# [WHAT TO PRODUCE]
In the data that follows, count the lines in which the word "dostupnost" occurs, and report that figure alone.

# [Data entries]
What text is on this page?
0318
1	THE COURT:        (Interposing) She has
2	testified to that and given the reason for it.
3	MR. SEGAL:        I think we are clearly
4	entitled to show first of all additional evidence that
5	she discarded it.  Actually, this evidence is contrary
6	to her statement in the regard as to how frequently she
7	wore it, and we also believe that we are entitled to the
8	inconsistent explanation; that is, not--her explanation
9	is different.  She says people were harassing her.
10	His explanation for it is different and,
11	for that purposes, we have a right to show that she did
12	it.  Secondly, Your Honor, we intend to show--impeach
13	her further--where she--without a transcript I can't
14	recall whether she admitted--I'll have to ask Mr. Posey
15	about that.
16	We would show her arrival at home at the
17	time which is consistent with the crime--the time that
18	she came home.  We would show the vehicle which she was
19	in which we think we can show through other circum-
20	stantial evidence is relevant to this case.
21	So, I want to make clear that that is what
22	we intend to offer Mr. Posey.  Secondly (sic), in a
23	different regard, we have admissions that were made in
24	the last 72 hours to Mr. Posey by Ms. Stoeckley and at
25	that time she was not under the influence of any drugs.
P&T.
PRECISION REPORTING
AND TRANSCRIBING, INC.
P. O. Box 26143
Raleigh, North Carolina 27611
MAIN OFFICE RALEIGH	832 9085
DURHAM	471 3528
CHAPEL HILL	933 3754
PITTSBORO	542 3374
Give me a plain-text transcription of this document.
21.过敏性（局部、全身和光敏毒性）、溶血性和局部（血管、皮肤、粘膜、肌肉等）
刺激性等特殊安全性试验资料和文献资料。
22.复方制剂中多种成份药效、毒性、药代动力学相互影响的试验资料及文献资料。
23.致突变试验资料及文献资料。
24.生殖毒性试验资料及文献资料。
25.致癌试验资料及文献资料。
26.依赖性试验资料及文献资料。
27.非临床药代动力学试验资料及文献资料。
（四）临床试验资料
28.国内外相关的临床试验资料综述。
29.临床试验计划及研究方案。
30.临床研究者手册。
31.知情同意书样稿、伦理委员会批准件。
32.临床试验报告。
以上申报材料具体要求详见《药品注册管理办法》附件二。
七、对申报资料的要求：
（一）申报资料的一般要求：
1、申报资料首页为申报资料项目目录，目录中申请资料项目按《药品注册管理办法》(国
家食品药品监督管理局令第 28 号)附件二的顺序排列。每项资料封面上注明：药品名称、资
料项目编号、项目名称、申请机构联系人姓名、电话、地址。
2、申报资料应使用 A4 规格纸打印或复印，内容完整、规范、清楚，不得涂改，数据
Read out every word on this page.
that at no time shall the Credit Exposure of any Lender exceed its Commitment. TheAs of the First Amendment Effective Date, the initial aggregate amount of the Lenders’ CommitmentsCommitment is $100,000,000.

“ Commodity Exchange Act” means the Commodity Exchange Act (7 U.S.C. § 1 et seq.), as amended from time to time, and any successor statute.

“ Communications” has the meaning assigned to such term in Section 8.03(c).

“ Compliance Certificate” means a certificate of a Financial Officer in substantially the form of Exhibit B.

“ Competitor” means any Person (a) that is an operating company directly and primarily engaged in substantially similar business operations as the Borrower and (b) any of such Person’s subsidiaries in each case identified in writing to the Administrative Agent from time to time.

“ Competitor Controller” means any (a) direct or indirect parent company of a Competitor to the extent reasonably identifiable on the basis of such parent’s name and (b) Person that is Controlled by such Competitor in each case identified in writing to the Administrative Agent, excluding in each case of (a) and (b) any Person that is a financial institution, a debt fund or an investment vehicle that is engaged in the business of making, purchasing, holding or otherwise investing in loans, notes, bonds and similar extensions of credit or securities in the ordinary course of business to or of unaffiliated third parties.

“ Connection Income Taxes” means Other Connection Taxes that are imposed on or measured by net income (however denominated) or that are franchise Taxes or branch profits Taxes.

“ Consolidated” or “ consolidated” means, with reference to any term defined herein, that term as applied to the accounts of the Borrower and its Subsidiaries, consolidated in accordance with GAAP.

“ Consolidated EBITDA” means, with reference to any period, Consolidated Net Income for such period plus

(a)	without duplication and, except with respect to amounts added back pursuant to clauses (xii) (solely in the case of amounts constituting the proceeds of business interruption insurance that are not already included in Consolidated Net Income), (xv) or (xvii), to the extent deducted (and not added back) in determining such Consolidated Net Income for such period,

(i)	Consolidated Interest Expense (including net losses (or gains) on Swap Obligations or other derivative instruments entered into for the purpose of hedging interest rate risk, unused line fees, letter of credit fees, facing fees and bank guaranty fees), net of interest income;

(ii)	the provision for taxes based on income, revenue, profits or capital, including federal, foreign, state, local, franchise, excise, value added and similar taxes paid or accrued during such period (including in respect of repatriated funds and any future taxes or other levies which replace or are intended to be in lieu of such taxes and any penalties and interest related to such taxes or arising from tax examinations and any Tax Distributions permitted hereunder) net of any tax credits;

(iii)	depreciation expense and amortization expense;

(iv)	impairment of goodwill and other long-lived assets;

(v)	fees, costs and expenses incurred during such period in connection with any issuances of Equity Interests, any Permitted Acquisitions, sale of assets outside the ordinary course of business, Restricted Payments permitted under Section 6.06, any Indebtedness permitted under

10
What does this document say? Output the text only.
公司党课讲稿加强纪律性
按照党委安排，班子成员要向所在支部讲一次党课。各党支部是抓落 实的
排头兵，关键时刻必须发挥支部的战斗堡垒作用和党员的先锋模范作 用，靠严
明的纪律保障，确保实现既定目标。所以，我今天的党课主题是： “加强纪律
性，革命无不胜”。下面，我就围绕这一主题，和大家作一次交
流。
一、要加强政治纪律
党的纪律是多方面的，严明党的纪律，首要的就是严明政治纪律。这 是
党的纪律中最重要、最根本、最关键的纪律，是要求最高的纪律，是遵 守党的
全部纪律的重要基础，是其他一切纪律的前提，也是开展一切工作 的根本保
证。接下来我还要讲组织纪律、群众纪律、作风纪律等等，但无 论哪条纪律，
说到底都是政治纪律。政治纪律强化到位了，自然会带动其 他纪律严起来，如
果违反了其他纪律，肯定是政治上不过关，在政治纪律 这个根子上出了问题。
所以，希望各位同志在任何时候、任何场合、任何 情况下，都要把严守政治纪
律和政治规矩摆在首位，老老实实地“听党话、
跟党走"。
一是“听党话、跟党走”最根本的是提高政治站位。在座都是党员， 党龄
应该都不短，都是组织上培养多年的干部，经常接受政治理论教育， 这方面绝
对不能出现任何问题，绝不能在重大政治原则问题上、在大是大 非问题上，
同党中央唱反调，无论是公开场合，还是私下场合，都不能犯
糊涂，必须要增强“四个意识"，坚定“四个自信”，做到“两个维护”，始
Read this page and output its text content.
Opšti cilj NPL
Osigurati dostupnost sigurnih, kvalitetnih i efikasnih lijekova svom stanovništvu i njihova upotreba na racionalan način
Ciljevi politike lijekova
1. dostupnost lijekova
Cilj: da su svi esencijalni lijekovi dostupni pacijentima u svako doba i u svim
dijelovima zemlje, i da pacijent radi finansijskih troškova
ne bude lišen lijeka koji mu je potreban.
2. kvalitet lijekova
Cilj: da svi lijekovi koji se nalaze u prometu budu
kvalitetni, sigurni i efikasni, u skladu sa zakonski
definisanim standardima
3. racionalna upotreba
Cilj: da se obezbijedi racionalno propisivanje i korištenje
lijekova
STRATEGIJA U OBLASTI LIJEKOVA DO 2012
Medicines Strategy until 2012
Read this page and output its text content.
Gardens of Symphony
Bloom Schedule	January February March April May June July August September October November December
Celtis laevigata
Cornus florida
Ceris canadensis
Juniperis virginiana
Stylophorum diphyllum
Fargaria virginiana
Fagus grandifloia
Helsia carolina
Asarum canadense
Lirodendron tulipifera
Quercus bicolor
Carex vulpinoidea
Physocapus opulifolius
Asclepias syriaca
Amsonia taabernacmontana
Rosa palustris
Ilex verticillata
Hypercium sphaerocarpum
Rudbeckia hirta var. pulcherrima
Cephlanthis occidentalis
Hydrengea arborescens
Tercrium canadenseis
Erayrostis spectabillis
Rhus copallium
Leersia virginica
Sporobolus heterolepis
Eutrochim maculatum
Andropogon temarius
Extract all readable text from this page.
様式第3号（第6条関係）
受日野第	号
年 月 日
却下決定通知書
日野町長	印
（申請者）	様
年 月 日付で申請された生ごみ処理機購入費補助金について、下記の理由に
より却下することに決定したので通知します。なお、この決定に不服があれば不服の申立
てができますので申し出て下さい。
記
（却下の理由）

# [SOLUTION TO THE EXERCISE]
2